** WHAT YOU NEED TO DO **
Pick out every line that holds the string "accel" and copy it.

[Collected data]
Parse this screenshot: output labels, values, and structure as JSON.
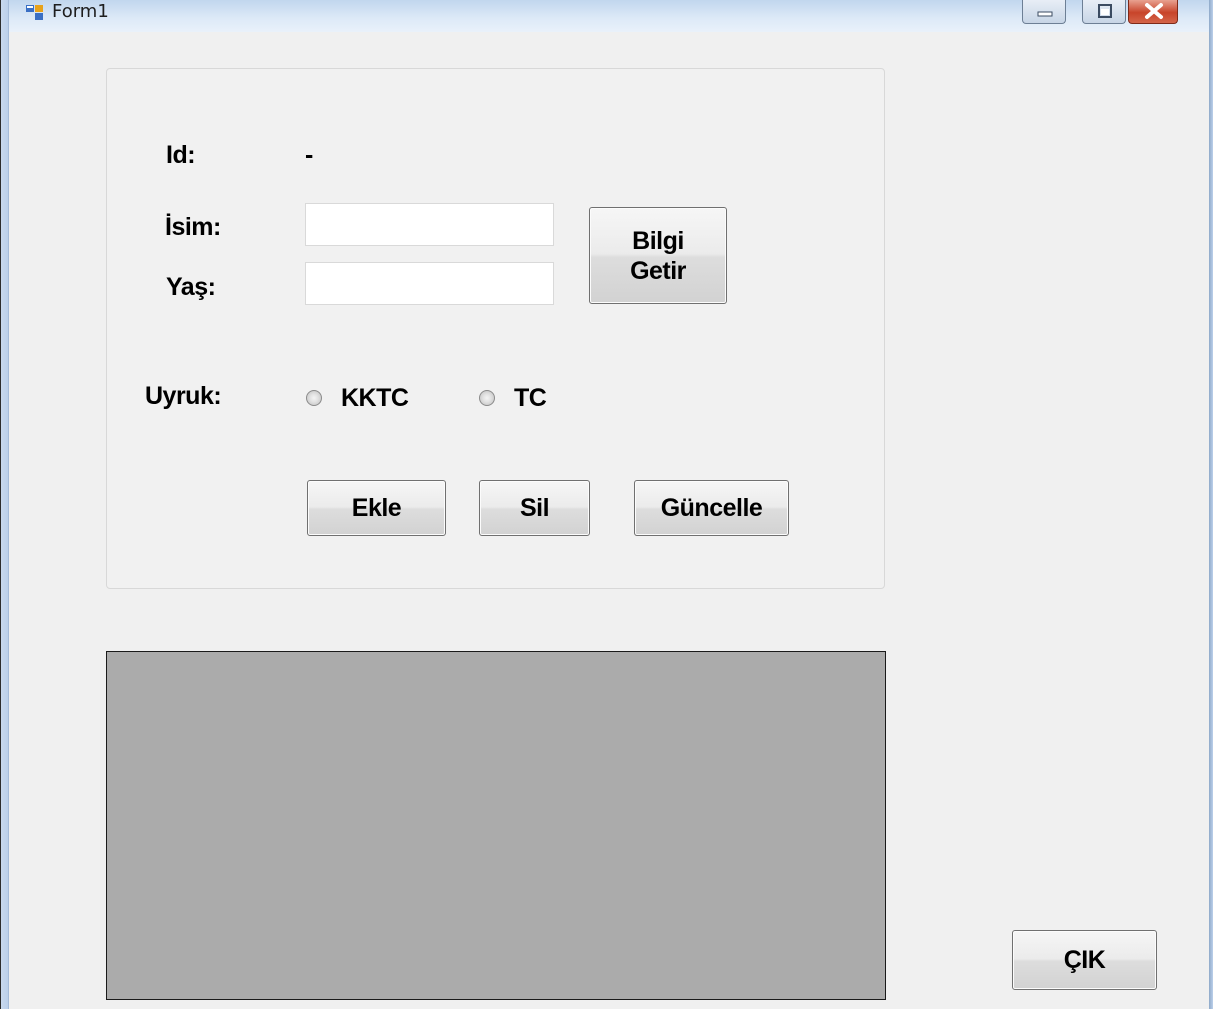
{
  "window": {
    "title": "Form1"
  },
  "form": {
    "id_label": "Id:",
    "id_value": "-",
    "name_label": "İsim:",
    "name_value": "",
    "age_label": "Yaş:",
    "age_value": "",
    "nationality_label": "Uyruk:",
    "nationality_options": [
      "KKTC",
      "TC"
    ],
    "fetch_button_line1": "Bilgi",
    "fetch_button_line2": "Getir",
    "add_button": "Ekle",
    "delete_button": "Sil",
    "update_button": "Güncelle"
  },
  "exit_button": "ÇIK",
  "colors": {
    "form_background": "#f0f0f0",
    "grid_background": "#ababab",
    "close_button": "#c8442a"
  }
}
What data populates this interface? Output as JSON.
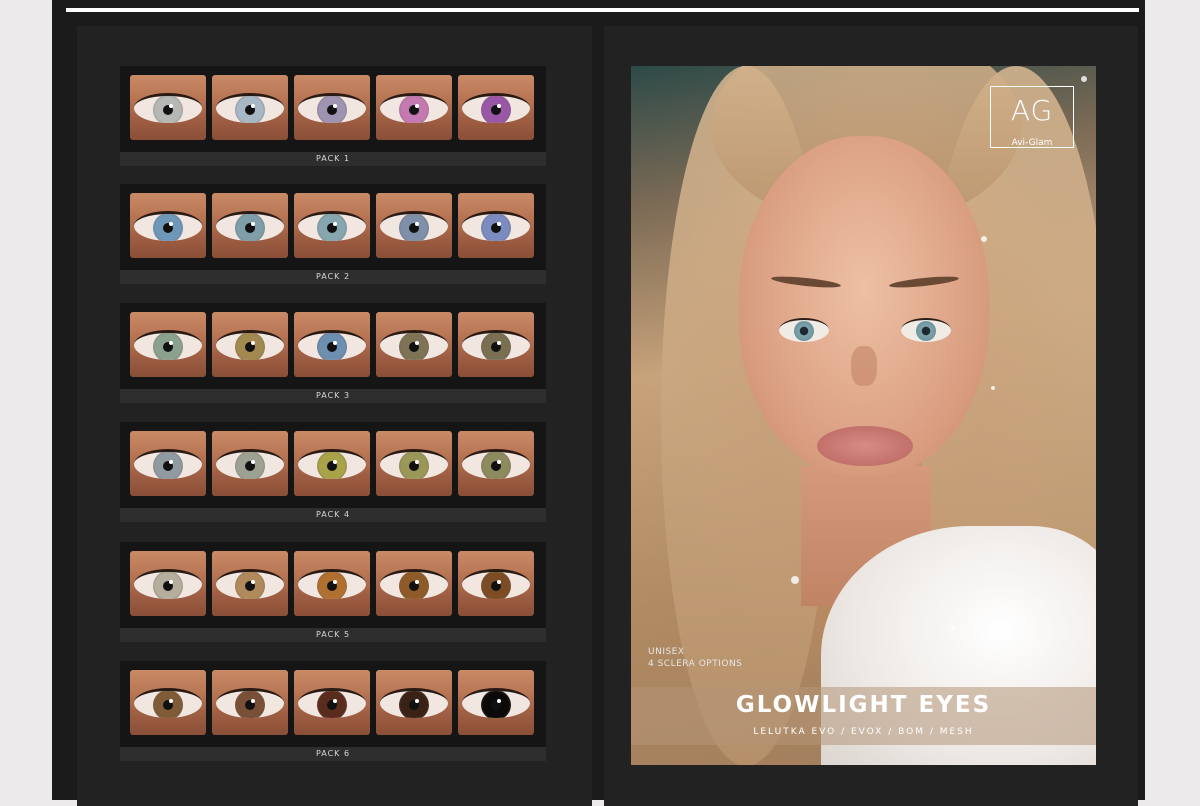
{
  "colors": {
    "page_background": "#eceaea",
    "frame": "#1b1b1b",
    "panel": "#222222",
    "swatch_box": "#151515",
    "pack_label_bar": "#2e2e2e",
    "top_rule": "#ffffff"
  },
  "packs": [
    {
      "label": "PACK 1",
      "iris_colors": [
        "#b5b8b4",
        "#a7b7c4",
        "#9f93b2",
        "#c47ab0",
        "#9a57a6"
      ]
    },
    {
      "label": "PACK 2",
      "iris_colors": [
        "#6f97b8",
        "#7f9ea9",
        "#86a6b0",
        "#7e8fa7",
        "#7c8cc0"
      ]
    },
    {
      "label": "PACK 3",
      "iris_colors": [
        "#8aa28d",
        "#a2894f",
        "#6d8fb0",
        "#7f7356",
        "#7a6f53"
      ]
    },
    {
      "label": "PACK 4",
      "iris_colors": [
        "#8f9aa1",
        "#9da192",
        "#a9a248",
        "#9a9758",
        "#8d8b5e"
      ]
    },
    {
      "label": "PACK 5",
      "iris_colors": [
        "#b5ae9d",
        "#b08a5a",
        "#b07030",
        "#8e5a28",
        "#7c4d24"
      ]
    },
    {
      "label": "PACK 6",
      "iris_colors": [
        "#7f5b37",
        "#7a4f37",
        "#5a2c1e",
        "#3a2116",
        "#0b0909"
      ]
    }
  ],
  "poster": {
    "logo_mark": "AG",
    "logo_name": "Avi-Glam",
    "tag_line_1": "UNISEX",
    "tag_line_2": "4 SCLERA OPTIONS",
    "title": "GLOWLIGHT EYES",
    "platforms": "LELUTKA EVO  /  EVOX  /  BOM  /  MESH"
  }
}
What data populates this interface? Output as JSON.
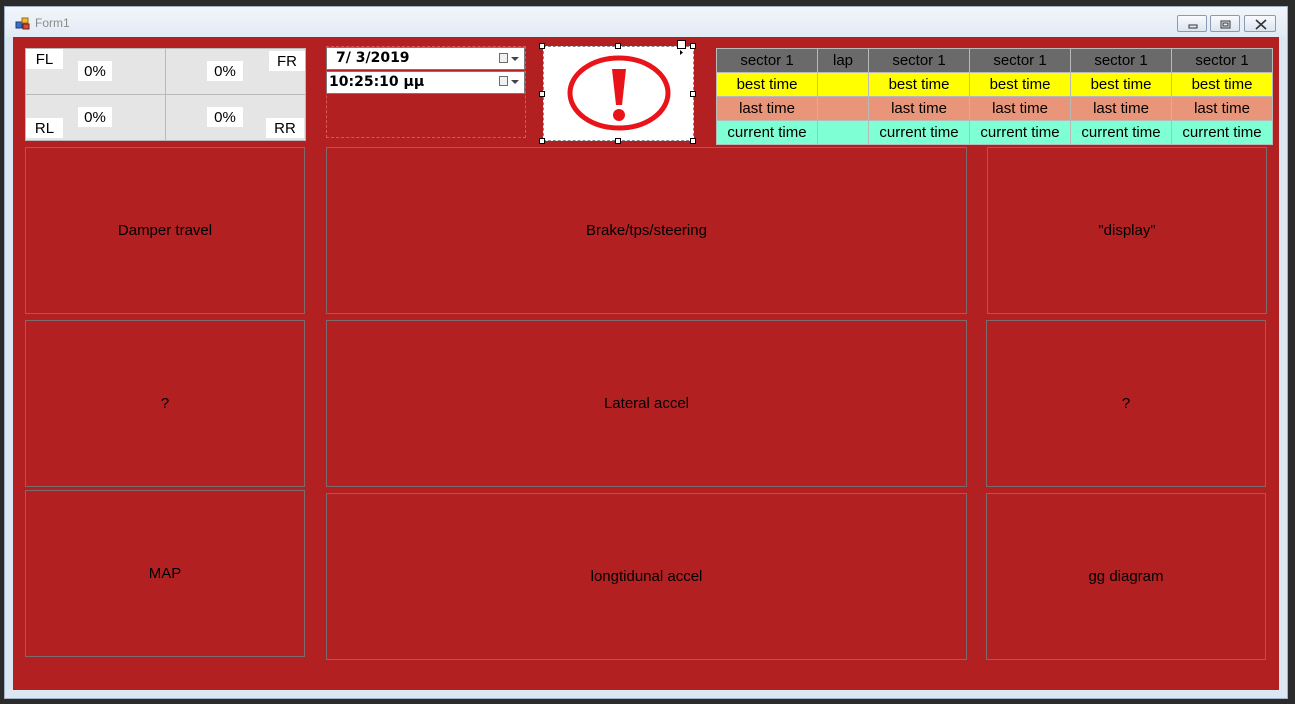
{
  "window": {
    "title": "Form1",
    "buttons": [
      "minimize",
      "restore",
      "close"
    ]
  },
  "tyres": {
    "fl": {
      "label": "FL",
      "value": "0%"
    },
    "fr": {
      "label": "FR",
      "value": "0%"
    },
    "rl": {
      "label": "RL",
      "value": "0%"
    },
    "rr": {
      "label": "RR",
      "value": "0%"
    }
  },
  "datetime": {
    "date": "7/  3/2019",
    "time": "10:25:10 μμ"
  },
  "warning": {
    "icon": "exclamation-icon",
    "color": "#e8141a"
  },
  "timing": {
    "headers": [
      "sector 1",
      "lap",
      "sector 1",
      "sector 1",
      "sector 1",
      "sector 1"
    ],
    "rows": [
      {
        "name": "best",
        "cells": [
          "best time",
          "",
          "best time",
          "best time",
          "best time",
          "best time"
        ]
      },
      {
        "name": "last",
        "cells": [
          "last time",
          "",
          "last time",
          "last time",
          "last time",
          "last time"
        ]
      },
      {
        "name": "current",
        "cells": [
          "current time",
          "",
          "current time",
          "current time",
          "current time",
          "current time"
        ]
      }
    ],
    "colors": {
      "header": "#6a6a6a",
      "best": "#ffff00",
      "last": "#e9957a",
      "current": "#7fffd4"
    }
  },
  "panels": {
    "damper": "Damper travel",
    "brake": "Brake/tps/steering",
    "display": "\"display\"",
    "left_mid": "?",
    "lateral": "Lateral accel",
    "right_mid": "?",
    "map": "MAP",
    "longitudinal": "longtidunal accel",
    "gg": "gg diagram"
  },
  "colors": {
    "client_bg": "#b22022"
  }
}
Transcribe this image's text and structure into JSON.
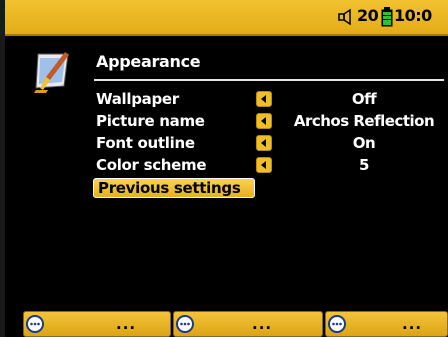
{
  "status": {
    "volume": "20",
    "time": "10:0",
    "icons": [
      "speaker-icon",
      "battery-icon"
    ]
  },
  "section": {
    "title": "Appearance",
    "icon": "paint-brush-icon"
  },
  "settings": [
    {
      "label": "Wallpaper",
      "value": "Off"
    },
    {
      "label": "Picture name",
      "value": "Archos Reflection"
    },
    {
      "label": "Font outline",
      "value": "On"
    },
    {
      "label": "Color scheme",
      "value": "5"
    }
  ],
  "previous_button": "Previous settings",
  "softkeys": [
    {
      "label": "...",
      "icon": "menu-icon"
    },
    {
      "label": "...",
      "icon": "menu-icon"
    },
    {
      "label": "...",
      "icon": "menu-icon"
    }
  ],
  "colors": {
    "accent": "#f0be2a",
    "background": "#000000",
    "text": "#ffffff"
  }
}
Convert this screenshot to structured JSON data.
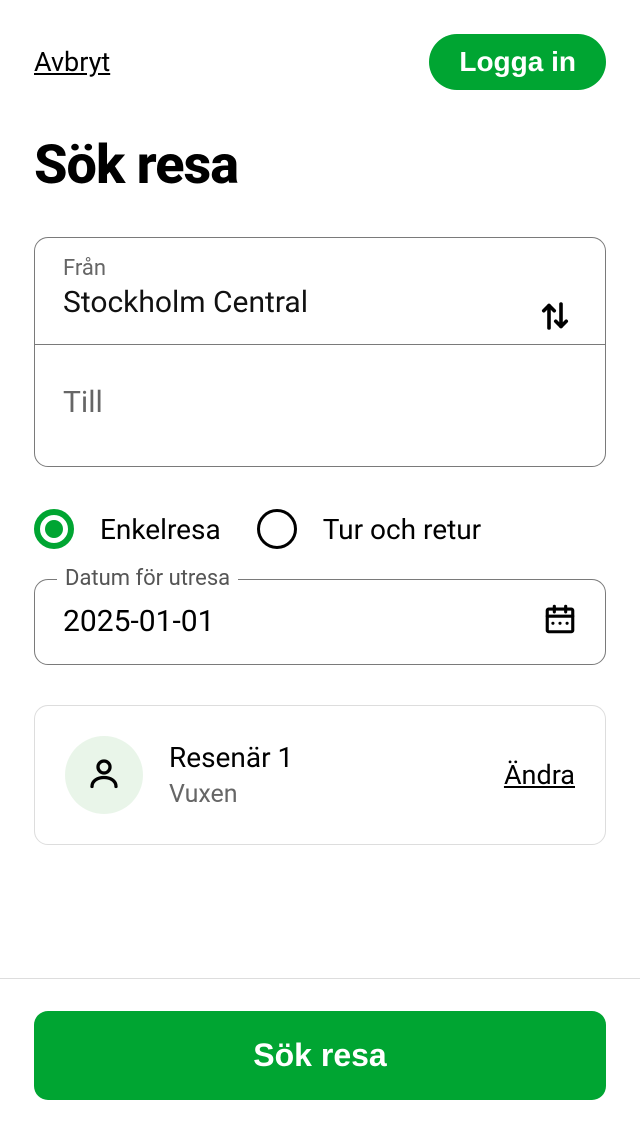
{
  "header": {
    "cancel": "Avbryt",
    "login": "Logga in"
  },
  "title": "Sök resa",
  "from": {
    "label": "Från",
    "value": "Stockholm Central"
  },
  "to": {
    "placeholder": "Till"
  },
  "tripType": {
    "oneWay": "Enkelresa",
    "roundTrip": "Tur och retur"
  },
  "date": {
    "legend": "Datum för utresa",
    "value": "2025-01-01"
  },
  "traveler": {
    "name": "Resenär 1",
    "type": "Vuxen",
    "change": "Ändra"
  },
  "searchButton": "Sök resa"
}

** ANSWER BELOW **
    "lateral": "Lateral accel",
    "longitudinal": "longtidunal accel",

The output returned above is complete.